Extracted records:
-- -- --

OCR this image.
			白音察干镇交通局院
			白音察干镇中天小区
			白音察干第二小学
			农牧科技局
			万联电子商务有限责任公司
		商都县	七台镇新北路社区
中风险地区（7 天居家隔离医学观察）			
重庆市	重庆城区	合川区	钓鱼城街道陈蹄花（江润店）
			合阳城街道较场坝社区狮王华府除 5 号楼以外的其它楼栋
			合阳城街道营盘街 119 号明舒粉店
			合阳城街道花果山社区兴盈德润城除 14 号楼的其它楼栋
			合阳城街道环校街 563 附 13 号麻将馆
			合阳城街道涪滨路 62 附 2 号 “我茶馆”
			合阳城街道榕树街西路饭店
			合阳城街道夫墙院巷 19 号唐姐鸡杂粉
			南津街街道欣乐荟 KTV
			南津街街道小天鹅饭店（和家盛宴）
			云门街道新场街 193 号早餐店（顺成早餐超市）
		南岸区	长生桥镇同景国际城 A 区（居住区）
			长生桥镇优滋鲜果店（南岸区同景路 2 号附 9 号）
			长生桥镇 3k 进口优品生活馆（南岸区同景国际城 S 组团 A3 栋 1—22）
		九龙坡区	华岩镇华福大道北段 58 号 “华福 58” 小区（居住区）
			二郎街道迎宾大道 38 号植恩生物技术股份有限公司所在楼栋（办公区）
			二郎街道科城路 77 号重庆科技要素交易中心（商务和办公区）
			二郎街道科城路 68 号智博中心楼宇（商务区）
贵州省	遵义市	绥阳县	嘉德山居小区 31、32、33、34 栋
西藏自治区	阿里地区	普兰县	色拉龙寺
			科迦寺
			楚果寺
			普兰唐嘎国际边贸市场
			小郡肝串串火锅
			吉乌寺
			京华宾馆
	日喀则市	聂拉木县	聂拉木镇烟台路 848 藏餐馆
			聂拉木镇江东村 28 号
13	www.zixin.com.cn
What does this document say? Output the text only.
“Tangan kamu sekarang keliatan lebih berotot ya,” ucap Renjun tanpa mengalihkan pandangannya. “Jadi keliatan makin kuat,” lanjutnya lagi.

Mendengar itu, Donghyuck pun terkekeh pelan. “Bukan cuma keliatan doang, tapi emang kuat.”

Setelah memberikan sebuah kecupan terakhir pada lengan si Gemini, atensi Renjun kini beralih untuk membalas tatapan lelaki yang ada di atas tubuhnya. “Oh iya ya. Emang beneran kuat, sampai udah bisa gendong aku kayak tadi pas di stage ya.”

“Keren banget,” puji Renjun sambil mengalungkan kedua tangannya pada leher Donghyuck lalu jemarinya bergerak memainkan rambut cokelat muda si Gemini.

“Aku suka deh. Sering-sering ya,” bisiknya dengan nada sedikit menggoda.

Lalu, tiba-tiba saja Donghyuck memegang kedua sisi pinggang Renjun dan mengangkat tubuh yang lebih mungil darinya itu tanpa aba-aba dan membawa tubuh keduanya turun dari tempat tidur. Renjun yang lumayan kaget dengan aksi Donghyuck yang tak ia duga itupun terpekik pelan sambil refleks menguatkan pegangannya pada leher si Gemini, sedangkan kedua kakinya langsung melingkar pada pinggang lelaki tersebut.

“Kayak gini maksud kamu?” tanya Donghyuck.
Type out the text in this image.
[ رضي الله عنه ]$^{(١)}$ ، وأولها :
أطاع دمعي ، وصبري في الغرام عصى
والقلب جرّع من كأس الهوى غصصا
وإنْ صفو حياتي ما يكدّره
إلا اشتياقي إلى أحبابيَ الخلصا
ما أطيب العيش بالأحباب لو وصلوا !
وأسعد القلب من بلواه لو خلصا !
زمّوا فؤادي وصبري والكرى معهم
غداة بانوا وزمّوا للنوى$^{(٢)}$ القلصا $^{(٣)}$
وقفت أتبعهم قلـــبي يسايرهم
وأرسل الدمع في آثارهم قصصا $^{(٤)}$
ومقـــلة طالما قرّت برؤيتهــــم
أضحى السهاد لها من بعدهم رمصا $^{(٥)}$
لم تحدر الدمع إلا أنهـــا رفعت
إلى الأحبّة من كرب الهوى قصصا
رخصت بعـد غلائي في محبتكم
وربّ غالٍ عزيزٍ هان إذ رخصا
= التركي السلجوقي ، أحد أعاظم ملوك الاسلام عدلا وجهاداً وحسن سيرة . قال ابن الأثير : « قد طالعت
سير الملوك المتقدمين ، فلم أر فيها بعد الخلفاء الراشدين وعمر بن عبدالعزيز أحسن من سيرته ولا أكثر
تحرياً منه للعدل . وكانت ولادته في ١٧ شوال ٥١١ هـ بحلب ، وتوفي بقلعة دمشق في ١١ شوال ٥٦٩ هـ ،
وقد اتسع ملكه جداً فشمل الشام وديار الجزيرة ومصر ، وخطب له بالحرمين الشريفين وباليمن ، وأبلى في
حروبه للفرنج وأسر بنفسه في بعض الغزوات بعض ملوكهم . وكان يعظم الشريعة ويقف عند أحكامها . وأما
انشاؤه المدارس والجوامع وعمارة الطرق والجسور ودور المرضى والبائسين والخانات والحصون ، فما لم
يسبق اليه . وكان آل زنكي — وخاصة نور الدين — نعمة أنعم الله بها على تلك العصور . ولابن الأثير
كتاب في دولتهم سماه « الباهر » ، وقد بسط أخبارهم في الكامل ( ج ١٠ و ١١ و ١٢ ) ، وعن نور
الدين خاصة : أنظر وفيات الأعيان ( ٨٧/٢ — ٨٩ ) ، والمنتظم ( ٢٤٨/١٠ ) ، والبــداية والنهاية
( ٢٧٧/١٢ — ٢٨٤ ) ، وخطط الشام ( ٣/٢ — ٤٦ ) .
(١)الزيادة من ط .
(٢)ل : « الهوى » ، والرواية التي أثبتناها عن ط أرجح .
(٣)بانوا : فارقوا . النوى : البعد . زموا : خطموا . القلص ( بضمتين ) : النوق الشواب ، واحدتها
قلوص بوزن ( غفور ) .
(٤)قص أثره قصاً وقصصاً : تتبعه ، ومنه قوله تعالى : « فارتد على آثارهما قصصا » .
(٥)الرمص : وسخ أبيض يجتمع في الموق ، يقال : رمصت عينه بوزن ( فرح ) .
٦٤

-- -- --

#### Required work:
The records above should be returned exactly.

#### Output of the exercise:
OCR this image.
			白音察干镇交通局院
			白音察干镇中天小区
			白音察干第二小学
			农牧科技局
			万联电子商务有限责任公司
		商都县	七台镇新北路社区
中风险地区（7 天居家隔离医学观察）			
重庆市	重庆城区	合川区	钓鱼城街道陈蹄花（江润店）
			合阳城街道较场坝社区狮王华府除 5 号楼以外的其它楼栋
			合阳城街道营盘街 119 号明舒粉店
			合阳城街道花果山社区兴盈德润城除 14 号楼的其它楼栋
			合阳城街道环校街 563 附 13 号麻将馆
			合阳城街道涪滨路 62 附 2 号 “我茶馆”
			合阳城街道榕树街西路饭店
			合阳城街道夫墙院巷 19 号唐姐鸡杂粉
			南津街街道欣乐荟 KTV
			南津街街道小天鹅饭店（和家盛宴）
			云门街道新场街 193 号早餐店（顺成早餐超市）
		南岸区	长生桥镇同景国际城 A 区（居住区）
			长生桥镇优滋鲜果店（南岸区同景路 2 号附 9 号）
			长生桥镇 3k 进口优品生活馆（南岸区同景国际城 S 组团 A3 栋 1—22）
		九龙坡区	华岩镇华福大道北段 58 号 “华福 58” 小区（居住区）
			二郎街道迎宾大道 38 号植恩生物技术股份有限公司所在楼栋（办公区）
			二郎街道科城路 77 号重庆科技要素交易中心（商务和办公区）
			二郎街道科城路 68 号智博中心楼宇（商务区）
贵州省	遵义市	绥阳县	嘉德山居小区 31、32、33、34 栋
西藏自治区	阿里地区	普兰县	色拉龙寺
			科迦寺
			楚果寺
			普兰唐嘎国际边贸市场
			小郡肝串串火锅
			吉乌寺
			京华宾馆
	日喀则市	聂拉木县	聂拉木镇烟台路 848 藏餐馆
			聂拉木镇江东村 28 号
13	www.zixin.com.cn
What does this document say? Output the text only.
“Tangan kamu sekarang keliatan lebih berotot ya,” ucap Renjun tanpa mengalihkan pandangannya. “Jadi keliatan makin kuat,” lanjutnya lagi.

Mendengar itu, Donghyuck pun terkekeh pelan. “Bukan cuma keliatan doang, tapi emang kuat.”

Setelah memberikan sebuah kecupan terakhir pada lengan si Gemini, atensi Renjun kini beralih untuk membalas tatapan lelaki yang ada di atas tubuhnya. “Oh iya ya. Emang beneran kuat, sampai udah bisa gendong aku kayak tadi pas di stage ya.”

“Keren banget,” puji Renjun sambil mengalungkan kedua tangannya pada leher Donghyuck lalu jemarinya bergerak memainkan rambut cokelat muda si Gemini.

“Aku suka deh. Sering-sering ya,” bisiknya dengan nada sedikit menggoda.

Lalu, tiba-tiba saja Donghyuck memegang kedua sisi pinggang Renjun dan mengangkat tubuh yang lebih mungil darinya itu tanpa aba-aba dan membawa tubuh keduanya turun dari tempat tidur. Renjun yang lumayan kaget dengan aksi Donghyuck yang tak ia duga itupun terpekik pelan sambil refleks menguatkan pegangannya pada leher si Gemini, sedangkan kedua kakinya langsung melingkar pada pinggang lelaki tersebut.

“Kayak gini maksud kamu?” tanya Donghyuck.
Type out the text in this image.
[ رضي الله عنه ]$^{(١)}$ ، وأولها :
أطاع دمعي ، وصبري في الغرام عصى
والقلب جرّع من كأس الهوى غصصا
وإنْ صفو حياتي ما يكدّره
إلا اشتياقي إلى أحبابيَ الخلصا
ما أطيب العيش بالأحباب لو وصلوا !
وأسعد القلب من بلواه لو خلصا !
زمّوا فؤادي وصبري والكرى معهم
غداة بانوا وزمّوا للنوى$^{(٢)}$ القلصا $^{(٣)}$
وقفت أتبعهم قلـــبي يسايرهم
وأرسل الدمع في آثارهم قصصا $^{(٤)}$
ومقـــلة طالما قرّت برؤيتهــــم
أضحى السهاد لها من بعدهم رمصا $^{(٥)}$
لم تحدر الدمع إلا أنهـــا رفعت
إلى الأحبّة من كرب الهوى قصصا
رخصت بعـد غلائي في محبتكم
وربّ غالٍ عزيزٍ هان إذ رخصا
= التركي السلجوقي ، أحد أعاظم ملوك الاسلام عدلا وجهاداً وحسن سيرة . قال ابن الأثير : « قد طالعت
سير الملوك المتقدمين ، فلم أر فيها بعد الخلفاء الراشدين وعمر بن عبدالعزيز أحسن من سيرته ولا أكثر
تحرياً منه للعدل . وكانت ولادته في ١٧ شوال ٥١١ هـ بحلب ، وتوفي بقلعة دمشق في ١١ شوال ٥٦٩ هـ ،
وقد اتسع ملكه جداً فشمل الشام وديار الجزيرة ومصر ، وخطب له بالحرمين الشريفين وباليمن ، وأبلى في
حروبه للفرنج وأسر بنفسه في بعض الغزوات بعض ملوكهم . وكان يعظم الشريعة ويقف عند أحكامها . وأما
انشاؤه المدارس والجوامع وعمارة الطرق والجسور ودور المرضى والبائسين والخانات والحصون ، فما لم
يسبق اليه . وكان آل زنكي — وخاصة نور الدين — نعمة أنعم الله بها على تلك العصور . ولابن الأثير
كتاب في دولتهم سماه « الباهر » ، وقد بسط أخبارهم في الكامل ( ج ١٠ و ١١ و ١٢ ) ، وعن نور
الدين خاصة : أنظر وفيات الأعيان ( ٨٧/٢ — ٨٩ ) ، والمنتظم ( ٢٤٨/١٠ ) ، والبــداية والنهاية
( ٢٧٧/١٢ — ٢٨٤ ) ، وخطط الشام ( ٣/٢ — ٤٦ ) .
(١)الزيادة من ط .
(٢)ل : « الهوى » ، والرواية التي أثبتناها عن ط أرجح .
(٣)بانوا : فارقوا . النوى : البعد . زموا : خطموا . القلص ( بضمتين ) : النوق الشواب ، واحدتها
قلوص بوزن ( غفور ) .
(٤)قص أثره قصاً وقصصاً : تتبعه ، ومنه قوله تعالى : « فارتد على آثارهما قصصا » .
(٥)الرمص : وسخ أبيض يجتمع في الموق ، يقال : رمصت عينه بوزن ( فرح ) .
٦٤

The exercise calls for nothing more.